Direction:
Set down the data below without change, skipping the pictures it holds.

-- Begin --

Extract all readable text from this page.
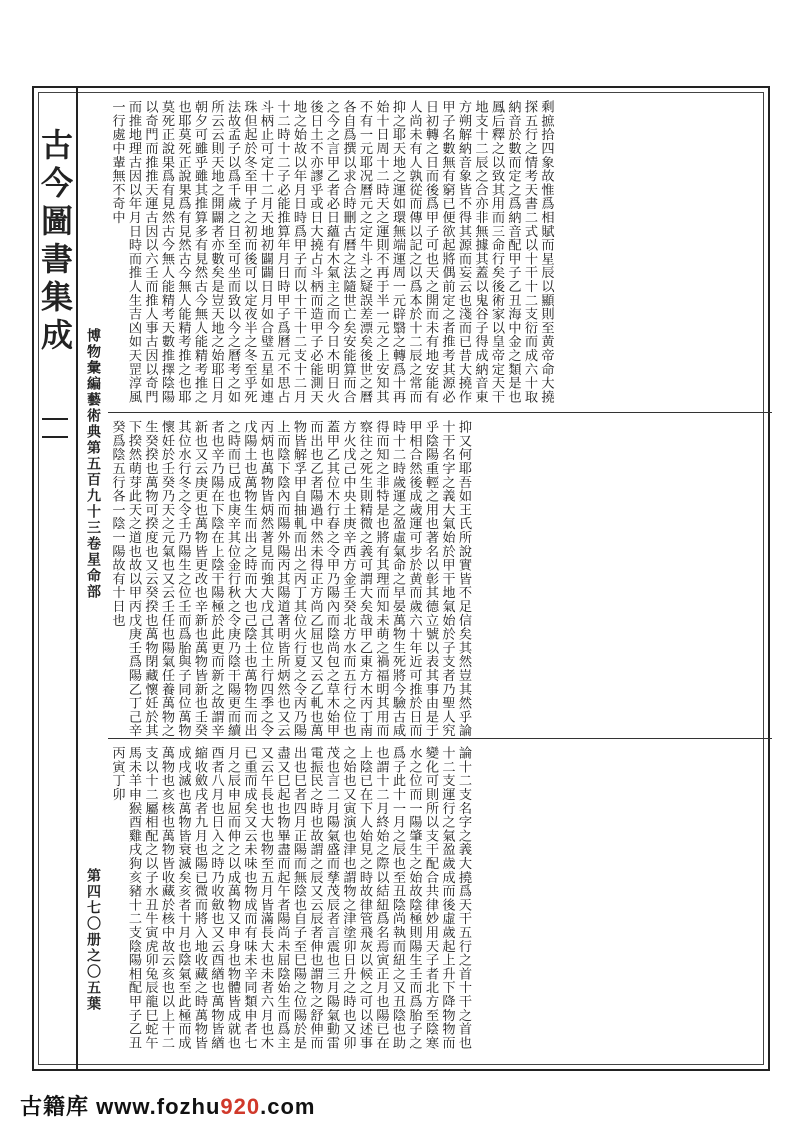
古今圖書集成
博物彙編藝術典第五百九十三卷星命部
第四七〇册之〇五葉
剩摭拾四象故惟爲相賦而星辰以顯則至黄帝命大撓探五行之情考天書二式以十干十二支衍而成六十取納音於數而定之爲納音配甲子乙丑海中金之類是也鳳后釋之以致其用而三命行矣後術家以皇帝定天干地支十二辰之合亦非無據其蓋以鬼谷子得成納音東方朔解納音象皆不得其源而妄云也淺而已昔大撓作甲子名數無有窮已便欲起將偶前定之者推考其源必日初轉之日而後爲甲子可也天之開而未有地安能有人尚未有人孰從而傳以記之以爲本於十二辰之常而抑之耶天地之運如環無端運周一元辟翳之轉爲十再始十日周十二時天之運則不再于半一元之上安知其不有一元耶况曆元之定牛斗之疑誤差漂矣後世之曆各自爲撰以求合時刪古曆之法隨世亡矣安能算而合之今之言甲乙者必日蘊有木氣主之而今日木明日火後日土不亦謬乎或日大撓占斗柄而造甲子必能測天地之始故以年月日時爲甲子而以十干十二支十二月十二時十二子必能推算年月日時甲子爲曆元不思占斗柄止可定十二月天地初闢闢日月如合璧五星如連珠但起於冬至甲子之初而後可以定夜半之冬至乎死法故孟子以爲千歲之日至可坐而致以今之曆考之如所云云則天地之開闢者亦數矣是豈天地之始耶日月朝夕可雖乎雖其推算多有見然古今無人能精考推之也耶莫死正說果爲有見然古今無人能精考推之也耶莫死正說果爲有見然古今無人能精考天數推擇陰陽以奇門而推推天運古因以六壬而推人事古因以奇門而推地理古因以年月日時而推人生吉凶如天罡淳風一行處中輩無不奇中
抑又何耶吾如王氏所說實皆不足信矣其然豈其然乎論十干名字之義大氣始於甲干地氣始於子支者乃聖人究乎陰陽重輕之用也著名以彰其德立號以表其事由是于甲相合然後成歲運可步於黄而歲六十年近可推於日而時十二時歲運之盈虛氣命之早晏萬物生死將今驗古咸得而知之非特是也將有其理而知未萌之禍福明其用而察往之死生則精微之義可謂大矣哉甲乙東方木丙丁南方火戊己中央土庚辛西方金壬癸北方水而五行之位也蓋甲乙其位木行春之令甲乃陽內而陰尚包之草木始甲而出也乙者陽過中然未得正方尚乙屈也又云乙軋也萬物皆解孚甲自抽軋而出之丙丁其位火行夏之令丙乃陽上而陰下陰內而陽外陽丙其陽道著明皆所炳然也又云丙炳也萬物皆炳然著見而強大戊己其位土行四季之令戊陽土也萬物生而出之時而大也己陰土也萬物生而出之時而已成也庚辛其位金行秋之令庚乃陰干陽更而續者也辛乃陽在下陰在上陰干陽極於此更而新之故謂辛新也又云庚更也萬物皆更改也辛新也萬物皆新也壬癸其位水行冬之令壬乃陽生之位壬而爲胎與子同位萬物懷妊於壬癸乃天之元氣也又云壬任也陽氣任養萬物之生癸揆也萬物可揆度也又云癸揆也萬物閉藏懷妊於其下揆然萌芽此天之道也故以甲丙戊庚壬爲陽乙丁己辛癸爲陰五行各一陰一陽故有十日也
論十二支名字之義大撓爲天干五行之首十干之首也十二支運行之氣盈歲成而後虛歲起上升下降物物而變化可則所以支干配合共律妙用天子者北方至陰寒水之位而一陽肇生之始故陰極則陽生壬而爲胎子之爲子此十一月之辰也至丑陰尚執而紐之又丑陰也助也謂十二月終始之際以結紐爲名焉寅正月也陽已在上陰已在下人始見之時故律管飛灰以候之可以述事之始也又寅演也津也謂物之津塗卯日升之時也又卯茂也言二月陽氣盛而孳茂辰者言震也三月陽氣動雷電振民之時也故謂之辰又云辰者伸也謂物之舒伸而出也巳者四月正陽而無陰也自子至巳陽之位陽於是盡又巳起也物畢盡而起午者陽尚未屈陰始生而爲主又云午長也大也物至五月皆滿長大也未者六月也木已重而成矣又云未味也物成而有味未辛同類申者七月之辰申屈而伸之以成萬物又申身也物體皆成就也酉者八月也日入之時乃收斂也又云酉緧也萬物皆緧縮收斂戌者九月也陽已微而將入地收藏之時萬物皆成戌滅也萬物皆衰滅矣亥者十月也陰氣至此極而成萬物也亥核也萬物皆收藏於核中故云亥也以上十二支以十二屬相配之以子水丑牛寅虎卯兔辰龍巳蛇午馬未羊申猴酉雞戌狗亥豬十二支陰陽相配甲子乙丑丙寅丁卯
古籍库 www.fozhu920.com
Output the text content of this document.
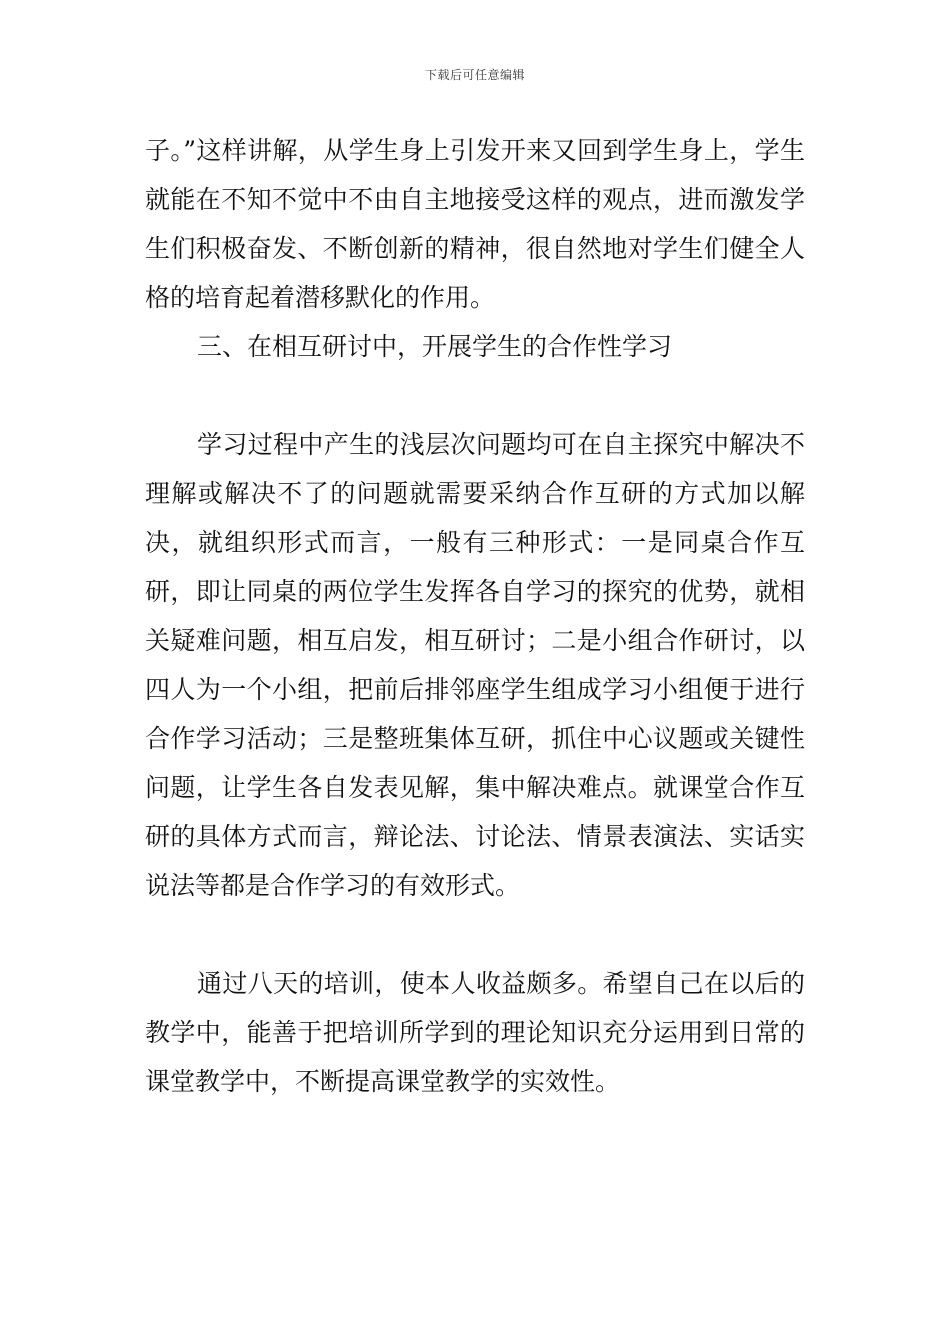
下载后可任意编辑

子。”这样讲解，从学生身上引发开来又回到学生身上，学生就能在不知不觉中不由自主地接受这样的观点，进而激发学生们积极奋发、不断创新的精神，很自然地对学生们健全人格的培育起着潜移默化的作用。

三、在相互研讨中，开展学生的合作性学习

学习过程中产生的浅层次问题均可在自主探究中解决不理解或解决不了的问题就需要采纳合作互研的方式加以解决，就组织形式而言，一般有三种形式：一是同桌合作互研，即让同桌的两位学生发挥各自学习的探究的优势，就相关疑难问题，相互启发，相互研讨；二是小组合作研讨，以四人为一个小组，把前后排邻座学生组成学习小组便于进行合作学习活动；三是整班集体互研，抓住中心议题或关键性问题，让学生各自发表见解，集中解决难点。就课堂合作互研的具体方式而言，辩论法、讨论法、情景表演法、实话实说法等都是合作学习的有效形式。

通过八天的培训，使本人收益颇多。希望自己在以后的教学中，能善于把培训所学到的理论知识充分运用到日常的课堂教学中，不断提高课堂教学的实效性。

-- End --

Output below:
Extract all readable text from this page.
古今圖書集成
博物彙編藝術典第五百九十三卷星命部
第四七〇册之〇五葉
剩摭拾四象故惟爲相賦而星辰以顯則至黄帝命大撓探五行之情考天書二式以十干十二支衍而成六十取納音於數而定之爲納音配甲子乙丑海中金之類是也鳳后釋之以致其用而三命行矣後術家以皇帝定天干地支十二辰之合亦非無據其蓋以鬼谷子得成納音東方朔解納音象皆不得其源而妄云也淺而已昔大撓作甲子名數無有窮已便欲起將偶前定之者推考其源必日初轉之日而後爲甲子可也天之開而未有地安能有人尚未有人孰從而傳以記之以爲本於十二辰之常而抑之耶天地之運如環無端運周一元辟翳之轉爲十再始十日周十二時天之運則不再于半一元之上安知其不有一元耶况曆元之定牛斗之疑誤差漂矣後世之曆各自爲撰以求合時刪古曆之法隨世亡矣安能算而合之今之言甲乙者必日蘊有木氣主之而今日木明日火後日土不亦謬乎或日大撓占斗柄而造甲子必能測天地之始故以年月日時爲甲子而以十干十二支十二月十二時十二子必能推算年月日時甲子爲曆元不思占斗柄止可定十二月天地初闢闢日月如合璧五星如連珠但起於冬至甲子之初而後可以定夜半之冬至乎死法故孟子以爲千歲之日至可坐而致以今之曆考之如所云云則天地之開闢者亦數矣是豈天地之始耶日月朝夕可雖乎雖其推算多有見然古今無人能精考推之也耶莫死正說果爲有見然古今無人能精考推之也耶莫死正說果爲有見然古今無人能精考天數推擇陰陽以奇門而推推天運古因以六壬而推人事古因以奇門而推地理古因以年月日時而推人生吉凶如天罡淳風一行處中輩無不奇中
抑又何耶吾如王氏所說實皆不足信矣其然豈其然乎論十干名字之義大氣始於甲干地氣始於子支者乃聖人究乎陰陽重輕之用也著名以彰其德立號以表其事由是于甲相合然後成歲運可步於黄而歲六十年近可推於日而時十二時歲運之盈虛氣命之早晏萬物生死將今驗古咸得而知之非特是也將有其理而知未萌之禍福明其用而察往之死生則精微之義可謂大矣哉甲乙東方木丙丁南方火戊己中央土庚辛西方金壬癸北方水而五行之位也蓋甲乙其位木行春之令甲乃陽內而陰尚包之草木始甲而出也乙者陽過中然未得正方尚乙屈也又云乙軋也萬物皆解孚甲自抽軋而出之丙丁其位火行夏之令丙乃陽上而陰下陰內而陽外陽丙其陽道著明皆所炳然也又云丙炳也萬物皆炳然著見而強大戊己其位土行四季之令戊陽土也萬物生而出之時而大也己陰土也萬物生而出之時而已成也庚辛其位金行秋之令庚乃陰干陽更而續者也辛乃陽在下陰在上陰干陽極於此更而新之故謂辛新也又云庚更也萬物皆更改也辛新也萬物皆新也壬癸其位水行冬之令壬乃陽生之位壬而爲胎與子同位萬物懷妊於壬癸乃天之元氣也又云壬任也陽氣任養萬物之生癸揆也萬物可揆度也又云癸揆也萬物閉藏懷妊於其下揆然萌芽此天之道也故以甲丙戊庚壬爲陽乙丁己辛癸爲陰五行各一陰一陽故有十日也
論十二支名字之義大撓爲天干五行之首十干之首也十二支運行之氣盈歲成而後虛歲起上升下降物物而變化可則所以支干配合共律妙用天子者北方至陰寒水之位而一陽肇生之始故陰極則陽生壬而爲胎子之爲子此十一月之辰也至丑陰尚執而紐之又丑陰也助也謂十二月終始之際以結紐爲名焉寅正月也陽已在上陰已在下人始見之時故律管飛灰以候之可以述事之始也又寅演也津也謂物之津塗卯日升之時也又卯茂也言二月陽氣盛而孳茂辰者言震也三月陽氣動雷電振民之時也故謂之辰又云辰者伸也謂物之舒伸而出也巳者四月正陽而無陰也自子至巳陽之位陽於是盡又巳起也物畢盡而起午者陽尚未屈陰始生而爲主又云午長也大也物至五月皆滿長大也未者六月也木已重而成矣又云未味也物成而有味未辛同類申者七月之辰申屈而伸之以成萬物又申身也物體皆成就也酉者八月也日入之時乃收斂也又云酉緧也萬物皆緧縮收斂戌者九月也陽已微而將入地收藏之時萬物皆成戌滅也萬物皆衰滅矣亥者十月也陰氣至此極而成萬物也亥核也萬物皆收藏於核中故云亥也以上十二支以十二屬相配之以子水丑牛寅虎卯兔辰龍巳蛇午馬未羊申猴酉雞戌狗亥豬十二支陰陽相配甲子乙丑丙寅丁卯
古籍库 www.fozhu920.com
Output the text content of this document.
下载后可任意编辑

子。”这样讲解，从学生身上引发开来又回到学生身上，学生就能在不知不觉中不由自主地接受这样的观点，进而激发学生们积极奋发、不断创新的精神，很自然地对学生们健全人格的培育起着潜移默化的作用。

三、在相互研讨中，开展学生的合作性学习

学习过程中产生的浅层次问题均可在自主探究中解决不理解或解决不了的问题就需要采纳合作互研的方式加以解决，就组织形式而言，一般有三种形式：一是同桌合作互研，即让同桌的两位学生发挥各自学习的探究的优势，就相关疑难问题，相互启发，相互研讨；二是小组合作研讨，以四人为一个小组，把前后排邻座学生组成学习小组便于进行合作学习活动；三是整班集体互研，抓住中心议题或关键性问题，让学生各自发表见解，集中解决难点。就课堂合作互研的具体方式而言，辩论法、讨论法、情景表演法、实话实说法等都是合作学习的有效形式。

通过八天的培训，使本人收益颇多。希望自己在以后的教学中，能善于把培训所学到的理论知识充分运用到日常的课堂教学中，不断提高课堂教学的实效性。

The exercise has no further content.